Skip the images and return the records below exactly.

* begin TASK INPUTS *

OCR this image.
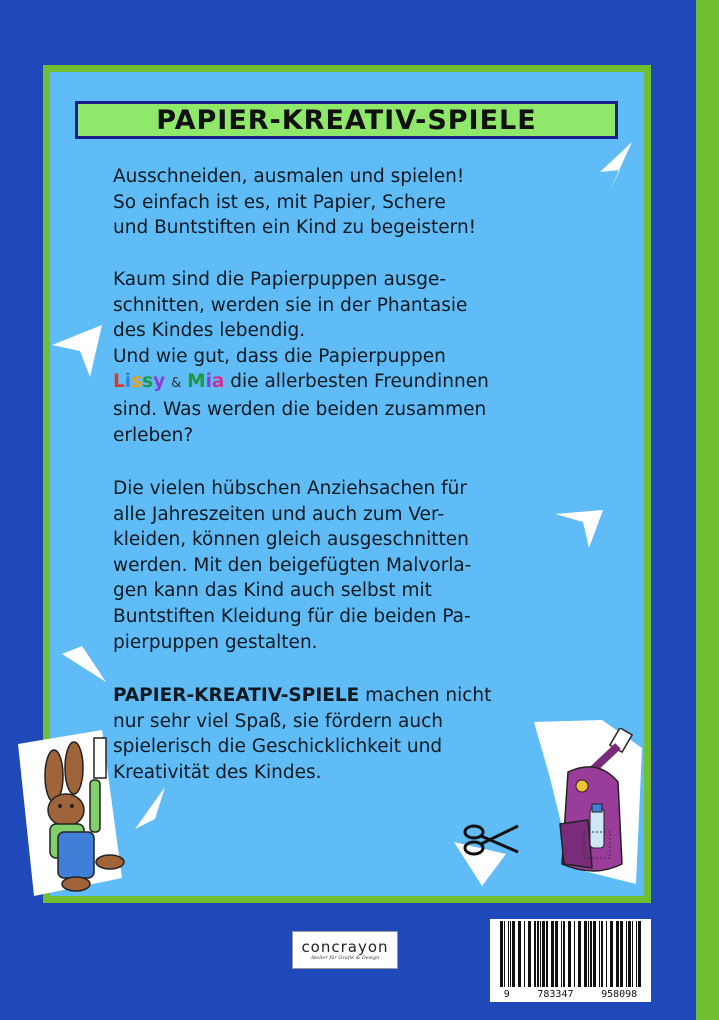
PAPIER-KREATIV-SPIELE
Ausschneiden, ausmalen und spielen!
So einfach ist es, mit Papier, Schere
und Buntstiften ein Kind zu begeistern!
Kaum sind die Papierpuppen ausge-
schnitten, werden sie in der Phantasie
des Kindes lebendig.
Und wie gut, dass die Papierpuppen
Lissy & Mia die allerbesten Freundinnen
sind. Was werden die beiden zusammen
erleben?
Die vielen hübschen Anziehsachen für
alle Jahreszeiten und auch zum Ver-
kleiden, können gleich ausgeschnitten
werden. Mit den beigefügten Malvorla-
gen kann das Kind auch selbst mit
Buntstiften Kleidung für die beiden Pa-
pierpuppen gestalten.
PAPIER-KREATIV-SPIELE machen nicht
nur sehr viel Spaß, sie fördern auch
spielerisch die Geschicklichkeit und
Kreativität des Kindes.
concrayon
Atelier für Grafik & Design
9	783347	958098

* end TASK INPUTS *

FINAL RESULT -
OCR this image.
PAPIER-KREATIV-SPIELE
Ausschneiden, ausmalen und spielen!
So einfach ist es, mit Papier, Schere
und Buntstiften ein Kind zu begeistern!
Kaum sind die Papierpuppen ausge-
schnitten, werden sie in der Phantasie
des Kindes lebendig.
Und wie gut, dass die Papierpuppen
Lissy & Mia die allerbesten Freundinnen
sind. Was werden die beiden zusammen
erleben?
Die vielen hübschen Anziehsachen für
alle Jahreszeiten und auch zum Ver-
kleiden, können gleich ausgeschnitten
werden. Mit den beigefügten Malvorla-
gen kann das Kind auch selbst mit
Buntstiften Kleidung für die beiden Pa-
pierpuppen gestalten.
PAPIER-KREATIV-SPIELE machen nicht
nur sehr viel Spaß, sie fördern auch
spielerisch die Geschicklichkeit und
Kreativität des Kindes.
concrayon
Atelier für Grafik & Design
9	783347	958098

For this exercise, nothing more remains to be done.